## Aim of the task
Every record below is to be retyped exactly.

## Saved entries

⟨

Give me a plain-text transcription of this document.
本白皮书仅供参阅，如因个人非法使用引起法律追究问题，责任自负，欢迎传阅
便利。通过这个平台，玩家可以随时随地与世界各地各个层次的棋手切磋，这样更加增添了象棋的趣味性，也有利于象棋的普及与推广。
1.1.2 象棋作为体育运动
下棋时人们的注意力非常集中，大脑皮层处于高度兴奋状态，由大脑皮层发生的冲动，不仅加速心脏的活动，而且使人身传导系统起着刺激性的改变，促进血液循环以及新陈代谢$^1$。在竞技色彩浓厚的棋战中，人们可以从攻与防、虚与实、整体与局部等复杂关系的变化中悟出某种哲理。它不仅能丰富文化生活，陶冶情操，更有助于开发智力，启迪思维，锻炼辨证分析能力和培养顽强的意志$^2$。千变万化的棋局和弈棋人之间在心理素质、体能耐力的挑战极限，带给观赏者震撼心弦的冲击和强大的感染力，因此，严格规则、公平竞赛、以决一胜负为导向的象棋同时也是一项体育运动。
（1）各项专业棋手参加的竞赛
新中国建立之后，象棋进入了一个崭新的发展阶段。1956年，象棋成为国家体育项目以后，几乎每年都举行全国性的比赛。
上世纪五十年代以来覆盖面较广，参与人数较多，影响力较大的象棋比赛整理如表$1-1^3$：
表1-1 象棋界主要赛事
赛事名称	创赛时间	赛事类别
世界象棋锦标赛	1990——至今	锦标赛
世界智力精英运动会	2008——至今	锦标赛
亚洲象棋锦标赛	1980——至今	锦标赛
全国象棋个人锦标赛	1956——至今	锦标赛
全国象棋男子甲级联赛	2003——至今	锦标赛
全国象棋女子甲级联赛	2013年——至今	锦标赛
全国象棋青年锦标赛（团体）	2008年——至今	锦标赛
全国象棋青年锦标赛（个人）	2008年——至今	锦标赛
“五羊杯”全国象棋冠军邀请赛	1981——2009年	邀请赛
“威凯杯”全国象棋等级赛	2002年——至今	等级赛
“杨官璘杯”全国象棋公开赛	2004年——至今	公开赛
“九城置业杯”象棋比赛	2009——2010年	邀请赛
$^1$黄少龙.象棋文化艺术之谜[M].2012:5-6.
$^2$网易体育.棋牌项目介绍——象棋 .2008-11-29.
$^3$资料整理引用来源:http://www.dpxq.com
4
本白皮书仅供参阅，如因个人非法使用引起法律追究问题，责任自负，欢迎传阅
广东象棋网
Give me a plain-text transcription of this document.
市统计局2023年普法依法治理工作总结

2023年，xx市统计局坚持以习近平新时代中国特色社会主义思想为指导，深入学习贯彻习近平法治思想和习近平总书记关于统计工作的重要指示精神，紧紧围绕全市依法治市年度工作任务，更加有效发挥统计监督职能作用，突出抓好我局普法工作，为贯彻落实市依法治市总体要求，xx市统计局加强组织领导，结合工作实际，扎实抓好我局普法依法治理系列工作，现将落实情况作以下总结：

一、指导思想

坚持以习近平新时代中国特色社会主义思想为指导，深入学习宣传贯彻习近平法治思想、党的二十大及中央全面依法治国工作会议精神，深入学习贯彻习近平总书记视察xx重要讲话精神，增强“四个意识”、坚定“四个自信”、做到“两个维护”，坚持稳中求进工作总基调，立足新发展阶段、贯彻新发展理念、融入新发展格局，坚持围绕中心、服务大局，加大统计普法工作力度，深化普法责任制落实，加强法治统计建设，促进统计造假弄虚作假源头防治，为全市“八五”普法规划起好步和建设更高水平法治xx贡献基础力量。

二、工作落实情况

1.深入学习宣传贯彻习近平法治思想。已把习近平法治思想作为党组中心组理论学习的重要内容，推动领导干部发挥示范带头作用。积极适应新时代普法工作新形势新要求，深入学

⟩

## The result
Give me a plain-text transcription of this document.
本白皮书仅供参阅，如因个人非法使用引起法律追究问题，责任自负，欢迎传阅
便利。通过这个平台，玩家可以随时随地与世界各地各个层次的棋手切磋，这样更加增添了象棋的趣味性，也有利于象棋的普及与推广。
1.1.2 象棋作为体育运动
下棋时人们的注意力非常集中，大脑皮层处于高度兴奋状态，由大脑皮层发生的冲动，不仅加速心脏的活动，而且使人身传导系统起着刺激性的改变，促进血液循环以及新陈代谢$^1$。在竞技色彩浓厚的棋战中，人们可以从攻与防、虚与实、整体与局部等复杂关系的变化中悟出某种哲理。它不仅能丰富文化生活，陶冶情操，更有助于开发智力，启迪思维，锻炼辨证分析能力和培养顽强的意志$^2$。千变万化的棋局和弈棋人之间在心理素质、体能耐力的挑战极限，带给观赏者震撼心弦的冲击和强大的感染力，因此，严格规则、公平竞赛、以决一胜负为导向的象棋同时也是一项体育运动。
（1）各项专业棋手参加的竞赛
新中国建立之后，象棋进入了一个崭新的发展阶段。1956年，象棋成为国家体育项目以后，几乎每年都举行全国性的比赛。
上世纪五十年代以来覆盖面较广，参与人数较多，影响力较大的象棋比赛整理如表$1-1^3$：
表1-1 象棋界主要赛事
赛事名称	创赛时间	赛事类别
世界象棋锦标赛	1990——至今	锦标赛
世界智力精英运动会	2008——至今	锦标赛
亚洲象棋锦标赛	1980——至今	锦标赛
全国象棋个人锦标赛	1956——至今	锦标赛
全国象棋男子甲级联赛	2003——至今	锦标赛
全国象棋女子甲级联赛	2013年——至今	锦标赛
全国象棋青年锦标赛（团体）	2008年——至今	锦标赛
全国象棋青年锦标赛（个人）	2008年——至今	锦标赛
“五羊杯”全国象棋冠军邀请赛	1981——2009年	邀请赛
“威凯杯”全国象棋等级赛	2002年——至今	等级赛
“杨官璘杯”全国象棋公开赛	2004年——至今	公开赛
“九城置业杯”象棋比赛	2009——2010年	邀请赛
$^1$黄少龙.象棋文化艺术之谜[M].2012:5-6.
$^2$网易体育.棋牌项目介绍——象棋 .2008-11-29.
$^3$资料整理引用来源:http://www.dpxq.com
4
本白皮书仅供参阅，如因个人非法使用引起法律追究问题，责任自负，欢迎传阅
广东象棋网
Give me a plain-text transcription of this document.
市统计局2023年普法依法治理工作总结

2023年，xx市统计局坚持以习近平新时代中国特色社会主义思想为指导，深入学习贯彻习近平法治思想和习近平总书记关于统计工作的重要指示精神，紧紧围绕全市依法治市年度工作任务，更加有效发挥统计监督职能作用，突出抓好我局普法工作，为贯彻落实市依法治市总体要求，xx市统计局加强组织领导，结合工作实际，扎实抓好我局普法依法治理系列工作，现将落实情况作以下总结：

一、指导思想

坚持以习近平新时代中国特色社会主义思想为指导，深入学习宣传贯彻习近平法治思想、党的二十大及中央全面依法治国工作会议精神，深入学习贯彻习近平总书记视察xx重要讲话精神，增强“四个意识”、坚定“四个自信”、做到“两个维护”，坚持稳中求进工作总基调，立足新发展阶段、贯彻新发展理念、融入新发展格局，坚持围绕中心、服务大局，加大统计普法工作力度，深化普法责任制落实，加强法治统计建设，促进统计造假弄虚作假源头防治，为全市“八五”普法规划起好步和建设更高水平法治xx贡献基础力量。

二、工作落实情况

1.深入学习宣传贯彻习近平法治思想。已把习近平法治思想作为党组中心组理论学习的重要内容，推动领导干部发挥示范带头作用。积极适应新时代普法工作新形势新要求，深入学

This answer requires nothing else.